• [Passage provided]:
Slow electron-phonon relaxation controls the dynamics of the superconducting resistive transition

TL;DR

This study reveals that slow electron-phonon relaxation significantly influences the resistance fluctuation dynamics during the superconducting transition in TiN films, challenging conventional fluctuation models.

Contribution

It demonstrates that in materials with slow electron-phonon relaxation, resistance fluctuations are governed by energy relaxation times rather than Ginzburg-Landau times.

Findings

Correlation time of resistance fluctuations is nearly constant across the transition.

Correlation time matches the energy relaxation time involving electron-phonon and diffusion processes.

Data supports a model of spontaneous temperature fluctuations in slow relaxation regimes.

• [Raw data]:
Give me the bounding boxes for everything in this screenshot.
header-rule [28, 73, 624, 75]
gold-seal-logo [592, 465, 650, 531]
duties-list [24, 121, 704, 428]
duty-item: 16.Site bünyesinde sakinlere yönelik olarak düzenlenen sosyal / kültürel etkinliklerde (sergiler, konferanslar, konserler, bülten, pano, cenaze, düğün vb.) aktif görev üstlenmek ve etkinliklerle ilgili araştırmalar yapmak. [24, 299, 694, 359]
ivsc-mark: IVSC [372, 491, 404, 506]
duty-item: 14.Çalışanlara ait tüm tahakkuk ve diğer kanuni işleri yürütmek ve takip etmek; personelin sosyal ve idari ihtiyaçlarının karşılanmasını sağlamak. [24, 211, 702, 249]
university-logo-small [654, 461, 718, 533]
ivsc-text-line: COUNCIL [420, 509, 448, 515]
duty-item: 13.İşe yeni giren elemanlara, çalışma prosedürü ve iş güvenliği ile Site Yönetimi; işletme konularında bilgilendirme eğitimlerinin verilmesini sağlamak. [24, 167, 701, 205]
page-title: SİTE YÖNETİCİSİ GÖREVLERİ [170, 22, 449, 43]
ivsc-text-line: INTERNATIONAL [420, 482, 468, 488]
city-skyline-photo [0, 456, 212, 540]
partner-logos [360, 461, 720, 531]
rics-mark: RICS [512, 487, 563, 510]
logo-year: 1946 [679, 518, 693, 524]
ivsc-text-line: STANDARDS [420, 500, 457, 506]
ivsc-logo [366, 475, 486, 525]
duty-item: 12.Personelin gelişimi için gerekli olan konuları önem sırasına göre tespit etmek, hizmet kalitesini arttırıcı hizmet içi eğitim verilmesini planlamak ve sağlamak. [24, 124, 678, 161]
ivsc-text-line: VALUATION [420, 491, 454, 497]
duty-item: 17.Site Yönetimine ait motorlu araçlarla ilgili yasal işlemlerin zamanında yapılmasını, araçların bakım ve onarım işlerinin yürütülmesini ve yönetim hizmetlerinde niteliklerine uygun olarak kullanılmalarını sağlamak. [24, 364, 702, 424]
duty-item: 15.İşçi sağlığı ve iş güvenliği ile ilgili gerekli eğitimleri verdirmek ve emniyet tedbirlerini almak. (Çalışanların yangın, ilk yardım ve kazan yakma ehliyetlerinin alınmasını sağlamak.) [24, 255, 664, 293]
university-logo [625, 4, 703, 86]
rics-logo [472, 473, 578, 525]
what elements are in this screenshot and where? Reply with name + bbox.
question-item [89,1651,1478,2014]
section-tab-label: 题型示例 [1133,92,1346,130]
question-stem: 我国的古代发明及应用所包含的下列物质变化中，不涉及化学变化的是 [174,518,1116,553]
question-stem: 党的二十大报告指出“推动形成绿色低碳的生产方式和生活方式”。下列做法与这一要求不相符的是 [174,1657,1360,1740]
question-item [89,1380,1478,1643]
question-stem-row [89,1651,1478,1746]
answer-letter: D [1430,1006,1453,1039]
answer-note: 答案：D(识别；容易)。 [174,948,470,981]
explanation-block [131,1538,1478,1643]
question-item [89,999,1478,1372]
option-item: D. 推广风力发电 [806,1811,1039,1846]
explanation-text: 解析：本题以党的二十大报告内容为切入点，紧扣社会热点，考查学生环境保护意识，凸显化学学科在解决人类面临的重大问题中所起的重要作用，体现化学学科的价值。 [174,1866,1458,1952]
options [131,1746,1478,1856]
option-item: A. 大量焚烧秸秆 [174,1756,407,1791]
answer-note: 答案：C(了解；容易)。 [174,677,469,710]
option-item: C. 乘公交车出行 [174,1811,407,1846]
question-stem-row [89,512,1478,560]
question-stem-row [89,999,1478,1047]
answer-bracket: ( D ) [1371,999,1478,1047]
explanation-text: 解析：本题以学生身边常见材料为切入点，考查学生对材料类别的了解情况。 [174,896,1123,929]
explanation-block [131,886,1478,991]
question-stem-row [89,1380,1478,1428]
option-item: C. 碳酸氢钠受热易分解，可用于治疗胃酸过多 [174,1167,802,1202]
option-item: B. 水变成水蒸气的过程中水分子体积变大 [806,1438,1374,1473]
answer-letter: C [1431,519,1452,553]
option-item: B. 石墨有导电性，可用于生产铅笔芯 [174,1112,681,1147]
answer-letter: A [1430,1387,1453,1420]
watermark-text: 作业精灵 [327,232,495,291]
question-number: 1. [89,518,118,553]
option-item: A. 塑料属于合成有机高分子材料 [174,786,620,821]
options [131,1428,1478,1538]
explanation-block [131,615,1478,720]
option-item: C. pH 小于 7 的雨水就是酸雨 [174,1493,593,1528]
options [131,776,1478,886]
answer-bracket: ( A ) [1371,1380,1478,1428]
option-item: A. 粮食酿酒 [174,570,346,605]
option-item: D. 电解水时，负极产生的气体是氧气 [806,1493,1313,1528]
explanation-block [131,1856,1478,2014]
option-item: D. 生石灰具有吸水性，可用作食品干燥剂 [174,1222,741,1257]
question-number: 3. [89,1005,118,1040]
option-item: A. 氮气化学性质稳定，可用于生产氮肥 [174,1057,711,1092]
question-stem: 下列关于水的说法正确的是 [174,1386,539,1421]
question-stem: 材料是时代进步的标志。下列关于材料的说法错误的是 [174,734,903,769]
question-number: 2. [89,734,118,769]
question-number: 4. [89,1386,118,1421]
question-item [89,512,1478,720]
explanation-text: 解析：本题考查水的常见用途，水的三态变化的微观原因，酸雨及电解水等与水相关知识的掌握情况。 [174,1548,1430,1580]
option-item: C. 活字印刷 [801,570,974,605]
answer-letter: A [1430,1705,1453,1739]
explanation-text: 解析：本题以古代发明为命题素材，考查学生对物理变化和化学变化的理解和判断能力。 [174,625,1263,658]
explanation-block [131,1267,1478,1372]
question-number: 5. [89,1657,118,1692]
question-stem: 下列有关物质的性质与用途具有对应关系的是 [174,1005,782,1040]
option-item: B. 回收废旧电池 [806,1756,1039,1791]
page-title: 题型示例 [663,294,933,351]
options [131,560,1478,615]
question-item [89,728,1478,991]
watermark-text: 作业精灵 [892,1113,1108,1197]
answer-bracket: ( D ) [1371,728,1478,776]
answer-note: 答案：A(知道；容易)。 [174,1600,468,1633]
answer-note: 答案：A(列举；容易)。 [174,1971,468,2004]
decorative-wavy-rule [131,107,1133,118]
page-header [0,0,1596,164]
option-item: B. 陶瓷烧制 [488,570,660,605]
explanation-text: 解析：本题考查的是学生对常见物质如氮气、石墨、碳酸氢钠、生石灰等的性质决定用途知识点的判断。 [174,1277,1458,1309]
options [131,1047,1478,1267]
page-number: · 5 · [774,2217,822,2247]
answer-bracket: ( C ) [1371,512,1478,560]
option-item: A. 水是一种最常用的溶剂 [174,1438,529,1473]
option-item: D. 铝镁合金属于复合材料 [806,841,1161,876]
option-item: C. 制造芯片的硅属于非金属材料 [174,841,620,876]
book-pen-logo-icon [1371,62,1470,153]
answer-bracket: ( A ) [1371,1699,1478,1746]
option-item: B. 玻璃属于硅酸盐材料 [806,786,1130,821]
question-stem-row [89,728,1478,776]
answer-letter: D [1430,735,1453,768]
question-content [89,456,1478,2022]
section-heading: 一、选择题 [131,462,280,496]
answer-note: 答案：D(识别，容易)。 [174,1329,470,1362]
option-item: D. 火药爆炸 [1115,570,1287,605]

• [Tasks]:
(A) In the summary of the study on slow electron-phonon relaxation in TiN films, what does the correlation time of resistance fluctuations match?
(B) Continue the summary of the study on slow electron-phonon relaxation in TiN films from the point where it ends.

• [Responses by task]:
(A) It matches the energy relaxation time involving electron-phonon and diffusion processes.

(B)
Abstract

We investigate the temporal and spatial scales of resistance fluctuations ($R$-fluctuations) at the superconducting resistive transition accessed through voltage fluctuations measurements in thin epitaxial TiN films. This material is characterized by a slow electron-phonon relaxation, which puts it far beyond the applicability range of the textbook scenario of superconducting fluctuations. The measured Lorentzian spectrum of the $R$-fluctuations identifies their correlation time, which is nearly constant across the transition region and has no relation to the conventional Ginzburg-Landau time scale. Instead, the correlation time coincides with the energy relaxation time determined by a combination of the electron-phonon relaxation and the relaxation via diffusion into reservoirs. Our data is quantitatively consistent with the model of spontaneous temperature fluctuations and highlight the lack of understanding of the resistive transition in materials with slow electron-phonon relaxation.